- INFORMATION PROVIDED:
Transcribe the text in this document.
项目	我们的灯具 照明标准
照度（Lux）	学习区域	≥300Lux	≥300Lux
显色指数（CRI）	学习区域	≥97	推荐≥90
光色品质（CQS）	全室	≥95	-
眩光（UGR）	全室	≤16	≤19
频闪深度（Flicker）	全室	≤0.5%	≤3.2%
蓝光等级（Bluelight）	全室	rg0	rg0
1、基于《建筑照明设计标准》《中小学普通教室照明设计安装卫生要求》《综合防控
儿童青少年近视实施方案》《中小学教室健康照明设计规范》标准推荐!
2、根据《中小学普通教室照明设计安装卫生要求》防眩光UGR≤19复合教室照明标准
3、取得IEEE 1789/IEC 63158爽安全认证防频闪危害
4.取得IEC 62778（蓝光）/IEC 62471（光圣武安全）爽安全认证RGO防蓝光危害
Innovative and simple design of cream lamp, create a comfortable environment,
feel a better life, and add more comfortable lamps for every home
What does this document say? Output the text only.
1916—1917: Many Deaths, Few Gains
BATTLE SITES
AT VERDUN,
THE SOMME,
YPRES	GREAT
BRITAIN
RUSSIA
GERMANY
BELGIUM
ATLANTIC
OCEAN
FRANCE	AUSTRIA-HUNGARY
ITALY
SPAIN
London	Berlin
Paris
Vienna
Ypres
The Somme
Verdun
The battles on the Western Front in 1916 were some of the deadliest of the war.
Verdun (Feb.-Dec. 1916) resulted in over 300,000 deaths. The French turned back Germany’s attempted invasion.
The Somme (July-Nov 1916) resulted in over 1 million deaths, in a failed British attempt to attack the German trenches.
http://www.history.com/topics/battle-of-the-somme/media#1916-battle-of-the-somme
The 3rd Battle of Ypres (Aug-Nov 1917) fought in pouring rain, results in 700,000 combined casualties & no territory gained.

- CHALLENGE: Restate every record exactly, leaving nothing out.

- SOLUTION:
Transcribe the text in this document.
项目	我们的灯具 照明标准
照度（Lux）	学习区域	≥300Lux	≥300Lux
显色指数（CRI）	学习区域	≥97	推荐≥90
光色品质（CQS）	全室	≥95	-
眩光（UGR）	全室	≤16	≤19
频闪深度（Flicker）	全室	≤0.5%	≤3.2%
蓝光等级（Bluelight）	全室	rg0	rg0
1、基于《建筑照明设计标准》《中小学普通教室照明设计安装卫生要求》《综合防控
儿童青少年近视实施方案》《中小学教室健康照明设计规范》标准推荐!
2、根据《中小学普通教室照明设计安装卫生要求》防眩光UGR≤19复合教室照明标准
3、取得IEEE 1789/IEC 63158爽安全认证防频闪危害
4.取得IEC 62778（蓝光）/IEC 62471（光圣武安全）爽安全认证RGO防蓝光危害
Innovative and simple design of cream lamp, create a comfortable environment,
feel a better life, and add more comfortable lamps for every home
What does this document say? Output the text only.
1916—1917: Many Deaths, Few Gains
BATTLE SITES
AT VERDUN,
THE SOMME,
YPRES	GREAT
BRITAIN
RUSSIA
GERMANY
BELGIUM
ATLANTIC
OCEAN
FRANCE	AUSTRIA-HUNGARY
ITALY
SPAIN
London	Berlin
Paris
Vienna
Ypres
The Somme
Verdun
The battles on the Western Front in 1916 were some of the deadliest of the war.
Verdun (Feb.-Dec. 1916) resulted in over 300,000 deaths. The French turned back Germany’s attempted invasion.
The Somme (July-Nov 1916) resulted in over 1 million deaths, in a failed British attempt to attack the German trenches.
http://www.history.com/topics/battle-of-the-somme/media#1916-battle-of-the-somme
The 3rd Battle of Ypres (Aug-Nov 1917) fought in pouring rain, results in 700,000 combined casualties & no territory gained.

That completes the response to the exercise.